## The task:
Quote all entries exactly, leaving pictures aside.
——
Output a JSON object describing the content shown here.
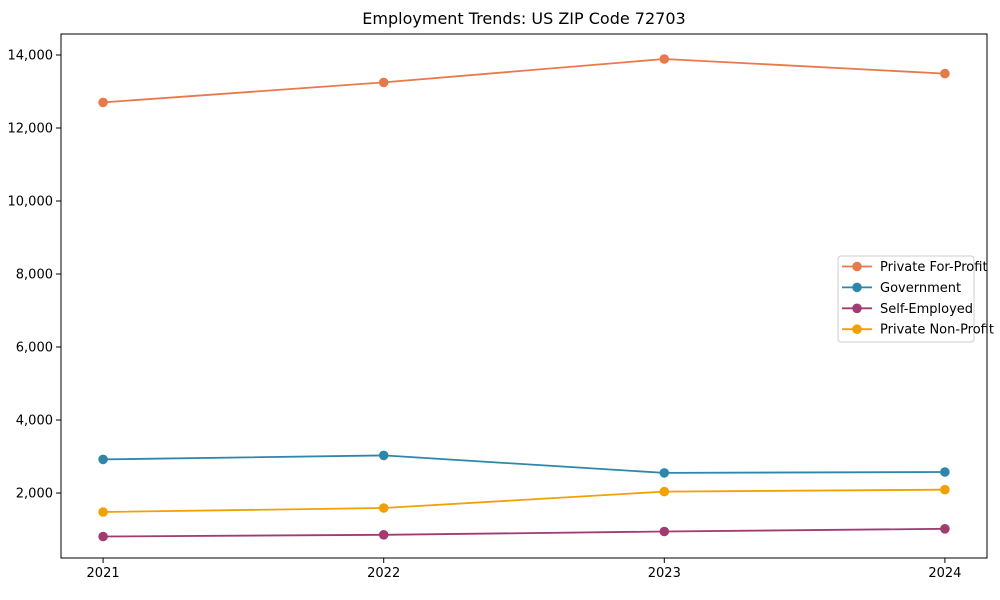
{
  "chart_data": {
    "type": "line",
    "title": "Employment Trends: US ZIP Code 72703",
    "xlabel": "",
    "ylabel": "",
    "x": [
      2021,
      2022,
      2023,
      2024
    ],
    "xtick_labels": [
      "2021",
      "2022",
      "2023",
      "2024"
    ],
    "yticks": [
      2000,
      4000,
      6000,
      8000,
      10000,
      12000,
      14000
    ],
    "ytick_labels": [
      "2,000",
      "4,000",
      "6,000",
      "8,000",
      "10,000",
      "12,000",
      "14,000"
    ],
    "xlim": [
      2020.85,
      2024.15
    ],
    "ylim": [
      220,
      14575
    ],
    "grid": false,
    "legend_position": "center right",
    "marker": "o",
    "series": [
      {
        "name": "Private For-Profit",
        "color": "#E8794A",
        "values": [
          12700,
          13250,
          13890,
          13490
        ]
      },
      {
        "name": "Government",
        "color": "#2E86AB",
        "values": [
          2920,
          3030,
          2550,
          2575
        ]
      },
      {
        "name": "Self-Employed",
        "color": "#A23B72",
        "values": [
          810,
          855,
          945,
          1020
        ]
      },
      {
        "name": "Private Non-Profit",
        "color": "#F2A104",
        "values": [
          1480,
          1590,
          2040,
          2090
        ]
      }
    ],
    "axis_color": "#000000",
    "legend_border_color": "#cccccc",
    "background_color": "#ffffff"
  }
}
——
## Answer:
Output a JSON object describing the content shown here.
{
  "chart_data": {
    "type": "line",
    "title": "Employment Trends: US ZIP Code 72703",
    "xlabel": "",
    "ylabel": "",
    "x": [
      2021,
      2022,
      2023,
      2024
    ],
    "xtick_labels": [
      "2021",
      "2022",
      "2023",
      "2024"
    ],
    "yticks": [
      2000,
      4000,
      6000,
      8000,
      10000,
      12000,
      14000
    ],
    "ytick_labels": [
      "2,000",
      "4,000",
      "6,000",
      "8,000",
      "10,000",
      "12,000",
      "14,000"
    ],
    "xlim": [
      2020.85,
      2024.15
    ],
    "ylim": [
      220,
      14575
    ],
    "grid": false,
    "legend_position": "center right",
    "marker": "o",
    "series": [
      {
        "name": "Private For-Profit",
        "color": "#E8794A",
        "values": [
          12700,
          13250,
          13890,
          13490
        ]
      },
      {
        "name": "Government",
        "color": "#2E86AB",
        "values": [
          2920,
          3030,
          2550,
          2575
        ]
      },
      {
        "name": "Self-Employed",
        "color": "#A23B72",
        "values": [
          810,
          855,
          945,
          1020
        ]
      },
      {
        "name": "Private Non-Profit",
        "color": "#F2A104",
        "values": [
          1480,
          1590,
          2040,
          2090
        ]
      }
    ],
    "axis_color": "#000000",
    "legend_border_color": "#cccccc",
    "background_color": "#ffffff"
  }
}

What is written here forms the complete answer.